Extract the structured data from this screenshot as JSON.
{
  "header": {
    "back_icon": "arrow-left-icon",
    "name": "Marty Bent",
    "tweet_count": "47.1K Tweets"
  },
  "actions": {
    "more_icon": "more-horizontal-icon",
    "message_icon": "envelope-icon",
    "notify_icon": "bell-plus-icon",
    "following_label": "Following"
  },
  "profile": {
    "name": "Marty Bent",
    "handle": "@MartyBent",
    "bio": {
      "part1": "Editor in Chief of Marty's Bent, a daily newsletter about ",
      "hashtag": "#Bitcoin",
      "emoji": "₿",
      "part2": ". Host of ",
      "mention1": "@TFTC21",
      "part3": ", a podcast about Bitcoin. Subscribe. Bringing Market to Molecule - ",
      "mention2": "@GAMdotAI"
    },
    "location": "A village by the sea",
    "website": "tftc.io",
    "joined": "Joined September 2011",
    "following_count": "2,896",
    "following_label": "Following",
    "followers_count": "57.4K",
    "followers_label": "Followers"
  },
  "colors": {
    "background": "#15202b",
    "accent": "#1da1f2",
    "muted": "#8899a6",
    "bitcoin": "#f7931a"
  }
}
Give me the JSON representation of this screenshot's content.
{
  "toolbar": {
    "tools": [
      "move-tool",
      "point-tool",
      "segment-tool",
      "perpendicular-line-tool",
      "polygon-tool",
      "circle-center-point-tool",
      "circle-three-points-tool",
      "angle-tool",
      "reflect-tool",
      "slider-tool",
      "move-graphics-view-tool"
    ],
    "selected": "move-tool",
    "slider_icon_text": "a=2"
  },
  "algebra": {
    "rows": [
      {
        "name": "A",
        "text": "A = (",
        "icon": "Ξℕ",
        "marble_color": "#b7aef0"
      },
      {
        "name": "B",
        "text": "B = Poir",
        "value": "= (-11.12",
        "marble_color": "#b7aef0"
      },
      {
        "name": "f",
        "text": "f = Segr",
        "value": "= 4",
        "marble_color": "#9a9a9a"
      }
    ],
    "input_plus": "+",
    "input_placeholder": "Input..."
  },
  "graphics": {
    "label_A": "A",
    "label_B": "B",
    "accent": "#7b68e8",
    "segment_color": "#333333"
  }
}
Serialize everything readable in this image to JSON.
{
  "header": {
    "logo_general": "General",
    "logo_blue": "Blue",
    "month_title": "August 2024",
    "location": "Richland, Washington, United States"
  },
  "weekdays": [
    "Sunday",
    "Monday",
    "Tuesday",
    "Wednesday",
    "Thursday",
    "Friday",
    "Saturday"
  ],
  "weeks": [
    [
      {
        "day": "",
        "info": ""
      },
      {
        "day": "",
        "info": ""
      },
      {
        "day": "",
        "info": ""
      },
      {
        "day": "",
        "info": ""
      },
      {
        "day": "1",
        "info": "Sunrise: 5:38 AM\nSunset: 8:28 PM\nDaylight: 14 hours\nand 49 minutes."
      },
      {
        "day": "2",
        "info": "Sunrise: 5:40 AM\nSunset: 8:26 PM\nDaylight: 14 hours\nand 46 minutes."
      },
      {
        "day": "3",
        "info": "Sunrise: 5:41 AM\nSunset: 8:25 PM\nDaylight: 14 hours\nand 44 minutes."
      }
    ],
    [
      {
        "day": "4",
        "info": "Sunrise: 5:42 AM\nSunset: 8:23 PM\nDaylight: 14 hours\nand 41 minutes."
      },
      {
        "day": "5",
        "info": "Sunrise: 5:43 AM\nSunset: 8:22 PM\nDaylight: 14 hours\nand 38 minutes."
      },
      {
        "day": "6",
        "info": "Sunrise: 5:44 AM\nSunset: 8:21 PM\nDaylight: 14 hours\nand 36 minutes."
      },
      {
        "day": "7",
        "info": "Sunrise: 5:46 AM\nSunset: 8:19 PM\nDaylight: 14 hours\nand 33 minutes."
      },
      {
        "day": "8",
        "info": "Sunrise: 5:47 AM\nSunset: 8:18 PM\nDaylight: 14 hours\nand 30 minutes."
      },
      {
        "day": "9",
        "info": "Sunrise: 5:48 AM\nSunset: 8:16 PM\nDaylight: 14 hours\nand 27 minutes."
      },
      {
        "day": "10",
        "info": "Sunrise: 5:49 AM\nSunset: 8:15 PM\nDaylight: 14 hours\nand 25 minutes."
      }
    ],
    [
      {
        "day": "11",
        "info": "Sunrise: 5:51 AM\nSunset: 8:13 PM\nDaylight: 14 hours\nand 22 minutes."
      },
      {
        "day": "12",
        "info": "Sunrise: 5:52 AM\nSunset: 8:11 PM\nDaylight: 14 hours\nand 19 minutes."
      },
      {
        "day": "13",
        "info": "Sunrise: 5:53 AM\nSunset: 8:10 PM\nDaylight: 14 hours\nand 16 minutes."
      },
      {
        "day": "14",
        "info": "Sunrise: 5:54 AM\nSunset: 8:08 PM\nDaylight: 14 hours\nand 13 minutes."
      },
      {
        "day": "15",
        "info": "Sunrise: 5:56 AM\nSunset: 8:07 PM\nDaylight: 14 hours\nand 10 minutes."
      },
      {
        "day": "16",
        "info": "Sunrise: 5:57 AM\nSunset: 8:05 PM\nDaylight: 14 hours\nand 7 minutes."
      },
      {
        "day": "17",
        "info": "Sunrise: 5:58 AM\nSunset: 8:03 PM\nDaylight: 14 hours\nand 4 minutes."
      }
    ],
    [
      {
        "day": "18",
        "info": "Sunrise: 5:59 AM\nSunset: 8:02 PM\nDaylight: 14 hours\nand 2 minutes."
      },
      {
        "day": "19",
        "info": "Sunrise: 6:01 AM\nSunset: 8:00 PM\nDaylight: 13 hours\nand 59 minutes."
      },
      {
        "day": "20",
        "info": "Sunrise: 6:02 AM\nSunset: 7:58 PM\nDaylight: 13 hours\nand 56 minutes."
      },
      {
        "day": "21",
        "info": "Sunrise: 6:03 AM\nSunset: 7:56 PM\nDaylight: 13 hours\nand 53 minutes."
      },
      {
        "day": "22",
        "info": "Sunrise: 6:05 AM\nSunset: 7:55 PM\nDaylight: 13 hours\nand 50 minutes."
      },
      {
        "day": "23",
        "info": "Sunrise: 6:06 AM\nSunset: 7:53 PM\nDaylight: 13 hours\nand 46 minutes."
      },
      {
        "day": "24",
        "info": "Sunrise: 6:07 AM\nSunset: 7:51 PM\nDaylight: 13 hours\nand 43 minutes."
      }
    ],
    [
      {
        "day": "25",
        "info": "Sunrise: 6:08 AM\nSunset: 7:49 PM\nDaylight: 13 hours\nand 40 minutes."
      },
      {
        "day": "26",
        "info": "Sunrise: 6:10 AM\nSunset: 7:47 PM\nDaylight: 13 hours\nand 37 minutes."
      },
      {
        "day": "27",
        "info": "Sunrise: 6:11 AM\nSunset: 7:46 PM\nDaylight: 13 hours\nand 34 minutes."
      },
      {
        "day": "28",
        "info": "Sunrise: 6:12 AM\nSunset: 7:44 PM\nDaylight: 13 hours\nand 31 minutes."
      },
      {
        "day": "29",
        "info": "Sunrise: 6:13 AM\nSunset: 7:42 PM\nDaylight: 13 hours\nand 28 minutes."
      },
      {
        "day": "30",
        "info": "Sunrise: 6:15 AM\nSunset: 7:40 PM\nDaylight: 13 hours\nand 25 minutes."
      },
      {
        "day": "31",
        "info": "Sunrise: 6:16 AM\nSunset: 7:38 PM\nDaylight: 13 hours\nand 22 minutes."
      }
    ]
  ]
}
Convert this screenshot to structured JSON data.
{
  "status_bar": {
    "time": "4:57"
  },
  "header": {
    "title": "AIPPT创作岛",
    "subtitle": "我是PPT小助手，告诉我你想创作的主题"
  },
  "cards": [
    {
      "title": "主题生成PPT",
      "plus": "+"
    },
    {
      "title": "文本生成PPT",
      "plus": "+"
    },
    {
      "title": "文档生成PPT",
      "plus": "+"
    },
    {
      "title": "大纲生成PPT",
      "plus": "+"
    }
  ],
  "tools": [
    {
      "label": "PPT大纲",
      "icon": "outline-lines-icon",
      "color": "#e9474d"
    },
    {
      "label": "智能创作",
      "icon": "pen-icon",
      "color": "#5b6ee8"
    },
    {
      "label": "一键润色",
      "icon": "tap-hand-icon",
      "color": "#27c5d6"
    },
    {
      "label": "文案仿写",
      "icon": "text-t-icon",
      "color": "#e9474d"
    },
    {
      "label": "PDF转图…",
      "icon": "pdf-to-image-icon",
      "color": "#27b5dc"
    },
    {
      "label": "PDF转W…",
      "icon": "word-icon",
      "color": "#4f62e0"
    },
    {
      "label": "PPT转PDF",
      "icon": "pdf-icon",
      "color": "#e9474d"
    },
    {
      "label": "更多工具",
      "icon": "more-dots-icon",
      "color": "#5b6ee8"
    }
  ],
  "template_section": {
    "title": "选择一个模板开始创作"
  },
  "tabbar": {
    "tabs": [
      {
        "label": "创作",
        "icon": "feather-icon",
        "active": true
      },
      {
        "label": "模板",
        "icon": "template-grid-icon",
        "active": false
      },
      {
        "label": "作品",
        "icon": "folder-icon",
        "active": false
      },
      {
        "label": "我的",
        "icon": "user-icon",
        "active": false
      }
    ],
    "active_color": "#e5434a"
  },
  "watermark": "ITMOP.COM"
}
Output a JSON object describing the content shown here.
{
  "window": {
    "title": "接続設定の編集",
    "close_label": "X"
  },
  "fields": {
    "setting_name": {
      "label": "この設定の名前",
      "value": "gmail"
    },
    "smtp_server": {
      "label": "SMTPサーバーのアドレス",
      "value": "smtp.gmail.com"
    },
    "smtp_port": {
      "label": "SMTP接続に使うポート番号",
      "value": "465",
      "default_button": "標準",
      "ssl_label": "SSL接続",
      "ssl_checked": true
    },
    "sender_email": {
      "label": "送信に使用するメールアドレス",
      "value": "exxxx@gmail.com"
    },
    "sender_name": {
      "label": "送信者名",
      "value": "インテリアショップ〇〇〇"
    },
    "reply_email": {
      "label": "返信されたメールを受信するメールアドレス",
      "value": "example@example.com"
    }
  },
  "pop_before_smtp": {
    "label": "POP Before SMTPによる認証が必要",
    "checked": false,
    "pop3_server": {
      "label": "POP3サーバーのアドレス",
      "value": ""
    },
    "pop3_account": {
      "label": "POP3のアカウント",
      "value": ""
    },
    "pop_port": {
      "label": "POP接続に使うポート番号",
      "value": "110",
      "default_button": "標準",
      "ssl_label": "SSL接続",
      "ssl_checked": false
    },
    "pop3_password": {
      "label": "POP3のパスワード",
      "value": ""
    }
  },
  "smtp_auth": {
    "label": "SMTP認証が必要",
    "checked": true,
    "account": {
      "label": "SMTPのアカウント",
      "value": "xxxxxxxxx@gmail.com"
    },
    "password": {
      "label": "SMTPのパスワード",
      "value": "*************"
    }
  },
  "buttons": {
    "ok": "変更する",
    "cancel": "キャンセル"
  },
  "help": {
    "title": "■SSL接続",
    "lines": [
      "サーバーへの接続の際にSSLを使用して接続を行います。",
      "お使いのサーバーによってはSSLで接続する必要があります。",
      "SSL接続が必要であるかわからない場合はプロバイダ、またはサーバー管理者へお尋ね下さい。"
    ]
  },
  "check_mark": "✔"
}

__________

▶ _What to do_: Give the number of lines in the data that contain "more", with no other words.

▶ _Worked solution_: 2